** BEGIN Material provided **

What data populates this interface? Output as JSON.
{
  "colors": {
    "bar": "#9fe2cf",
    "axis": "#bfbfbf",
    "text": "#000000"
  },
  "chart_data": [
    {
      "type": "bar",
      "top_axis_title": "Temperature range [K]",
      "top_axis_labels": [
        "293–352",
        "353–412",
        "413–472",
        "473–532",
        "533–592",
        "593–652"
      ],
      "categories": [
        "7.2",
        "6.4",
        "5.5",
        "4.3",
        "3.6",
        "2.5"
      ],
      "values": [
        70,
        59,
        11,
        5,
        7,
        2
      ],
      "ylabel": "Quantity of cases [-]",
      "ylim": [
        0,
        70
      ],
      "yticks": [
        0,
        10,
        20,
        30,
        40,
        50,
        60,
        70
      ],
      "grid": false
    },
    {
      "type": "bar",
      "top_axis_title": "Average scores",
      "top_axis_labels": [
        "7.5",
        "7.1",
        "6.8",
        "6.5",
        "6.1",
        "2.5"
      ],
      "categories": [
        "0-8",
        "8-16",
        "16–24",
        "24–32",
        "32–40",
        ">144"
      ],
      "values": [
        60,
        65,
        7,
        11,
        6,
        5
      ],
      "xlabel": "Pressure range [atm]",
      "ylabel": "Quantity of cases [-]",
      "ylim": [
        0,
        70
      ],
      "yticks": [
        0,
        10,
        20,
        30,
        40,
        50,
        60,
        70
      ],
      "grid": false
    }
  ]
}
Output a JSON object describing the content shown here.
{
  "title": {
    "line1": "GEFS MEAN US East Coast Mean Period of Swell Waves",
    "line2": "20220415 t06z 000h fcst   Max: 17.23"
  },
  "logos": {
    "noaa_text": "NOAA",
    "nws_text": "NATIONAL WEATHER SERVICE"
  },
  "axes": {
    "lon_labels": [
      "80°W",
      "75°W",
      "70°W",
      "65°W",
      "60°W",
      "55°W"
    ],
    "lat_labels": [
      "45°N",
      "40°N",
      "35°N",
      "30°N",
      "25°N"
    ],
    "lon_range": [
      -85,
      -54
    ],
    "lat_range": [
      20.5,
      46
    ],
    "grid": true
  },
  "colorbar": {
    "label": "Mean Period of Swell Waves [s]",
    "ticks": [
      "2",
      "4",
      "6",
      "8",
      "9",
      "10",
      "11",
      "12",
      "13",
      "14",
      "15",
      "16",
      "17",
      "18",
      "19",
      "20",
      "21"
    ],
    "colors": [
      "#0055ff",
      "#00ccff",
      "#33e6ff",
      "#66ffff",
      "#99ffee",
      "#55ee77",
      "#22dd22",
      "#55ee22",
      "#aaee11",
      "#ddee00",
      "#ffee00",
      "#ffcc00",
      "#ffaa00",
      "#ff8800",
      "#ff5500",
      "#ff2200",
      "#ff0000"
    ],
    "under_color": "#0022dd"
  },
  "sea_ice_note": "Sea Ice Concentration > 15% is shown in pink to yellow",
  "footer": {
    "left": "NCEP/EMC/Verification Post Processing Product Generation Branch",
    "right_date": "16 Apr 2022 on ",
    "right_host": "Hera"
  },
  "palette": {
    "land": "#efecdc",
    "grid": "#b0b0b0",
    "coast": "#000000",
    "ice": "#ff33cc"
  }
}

** END Material provided **

**Problem details:**
Look through the data above. Each line containing the word "Output" needs to be copied.

**Completed exercise:**
What data populates this interface? Output as JSON.
Output a JSON object describing the content shown here.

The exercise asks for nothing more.